What needs to be done →
Reply with nothing except the number of lines that contain the word "minmax".

--- START OF Information shown ---

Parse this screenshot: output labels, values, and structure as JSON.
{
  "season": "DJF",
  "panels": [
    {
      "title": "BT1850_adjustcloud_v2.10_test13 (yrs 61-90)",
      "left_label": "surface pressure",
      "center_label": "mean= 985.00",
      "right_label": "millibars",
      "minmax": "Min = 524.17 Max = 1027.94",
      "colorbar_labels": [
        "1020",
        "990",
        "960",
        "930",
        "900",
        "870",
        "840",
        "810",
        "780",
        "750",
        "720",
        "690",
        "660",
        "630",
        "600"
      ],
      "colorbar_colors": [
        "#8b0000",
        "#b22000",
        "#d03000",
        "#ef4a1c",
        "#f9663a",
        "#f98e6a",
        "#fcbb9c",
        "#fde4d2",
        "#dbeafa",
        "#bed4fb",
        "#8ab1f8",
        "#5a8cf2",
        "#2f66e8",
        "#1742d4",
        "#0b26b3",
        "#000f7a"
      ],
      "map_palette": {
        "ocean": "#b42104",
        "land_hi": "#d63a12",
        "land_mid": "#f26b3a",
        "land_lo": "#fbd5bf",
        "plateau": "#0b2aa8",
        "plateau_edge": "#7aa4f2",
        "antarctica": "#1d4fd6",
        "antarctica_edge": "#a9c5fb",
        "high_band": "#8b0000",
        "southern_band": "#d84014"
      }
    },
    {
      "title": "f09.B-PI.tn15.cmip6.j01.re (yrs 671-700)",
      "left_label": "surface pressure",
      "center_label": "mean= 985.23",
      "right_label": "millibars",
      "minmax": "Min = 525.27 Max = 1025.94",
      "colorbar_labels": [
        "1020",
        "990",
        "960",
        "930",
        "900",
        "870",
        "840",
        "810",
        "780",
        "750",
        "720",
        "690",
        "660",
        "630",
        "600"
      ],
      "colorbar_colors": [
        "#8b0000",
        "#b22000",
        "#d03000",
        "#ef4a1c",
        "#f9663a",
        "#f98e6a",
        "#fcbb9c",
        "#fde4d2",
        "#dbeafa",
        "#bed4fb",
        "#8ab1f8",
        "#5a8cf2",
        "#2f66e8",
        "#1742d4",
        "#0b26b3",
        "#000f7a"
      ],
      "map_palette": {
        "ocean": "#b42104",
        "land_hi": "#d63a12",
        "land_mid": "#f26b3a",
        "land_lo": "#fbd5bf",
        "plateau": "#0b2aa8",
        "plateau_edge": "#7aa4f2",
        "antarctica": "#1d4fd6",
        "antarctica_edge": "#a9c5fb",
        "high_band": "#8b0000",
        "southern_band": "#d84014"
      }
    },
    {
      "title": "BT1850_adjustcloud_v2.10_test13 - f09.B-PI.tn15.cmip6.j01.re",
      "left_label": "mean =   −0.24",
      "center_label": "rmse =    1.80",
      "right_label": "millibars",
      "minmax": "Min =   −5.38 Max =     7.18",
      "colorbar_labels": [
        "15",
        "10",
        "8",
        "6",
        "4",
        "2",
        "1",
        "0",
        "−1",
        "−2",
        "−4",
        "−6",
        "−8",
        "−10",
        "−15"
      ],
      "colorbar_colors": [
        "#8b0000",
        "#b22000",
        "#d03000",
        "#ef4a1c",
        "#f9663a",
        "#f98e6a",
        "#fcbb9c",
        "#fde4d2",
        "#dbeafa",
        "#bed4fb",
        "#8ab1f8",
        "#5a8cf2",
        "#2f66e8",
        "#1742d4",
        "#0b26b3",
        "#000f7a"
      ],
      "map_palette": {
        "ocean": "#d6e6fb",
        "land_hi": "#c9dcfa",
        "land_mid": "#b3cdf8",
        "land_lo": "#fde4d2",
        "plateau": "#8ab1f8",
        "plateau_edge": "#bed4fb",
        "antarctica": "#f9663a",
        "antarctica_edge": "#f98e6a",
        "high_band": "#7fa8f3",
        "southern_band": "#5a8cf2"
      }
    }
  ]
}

--- END OF Information shown ---

The completed task →
3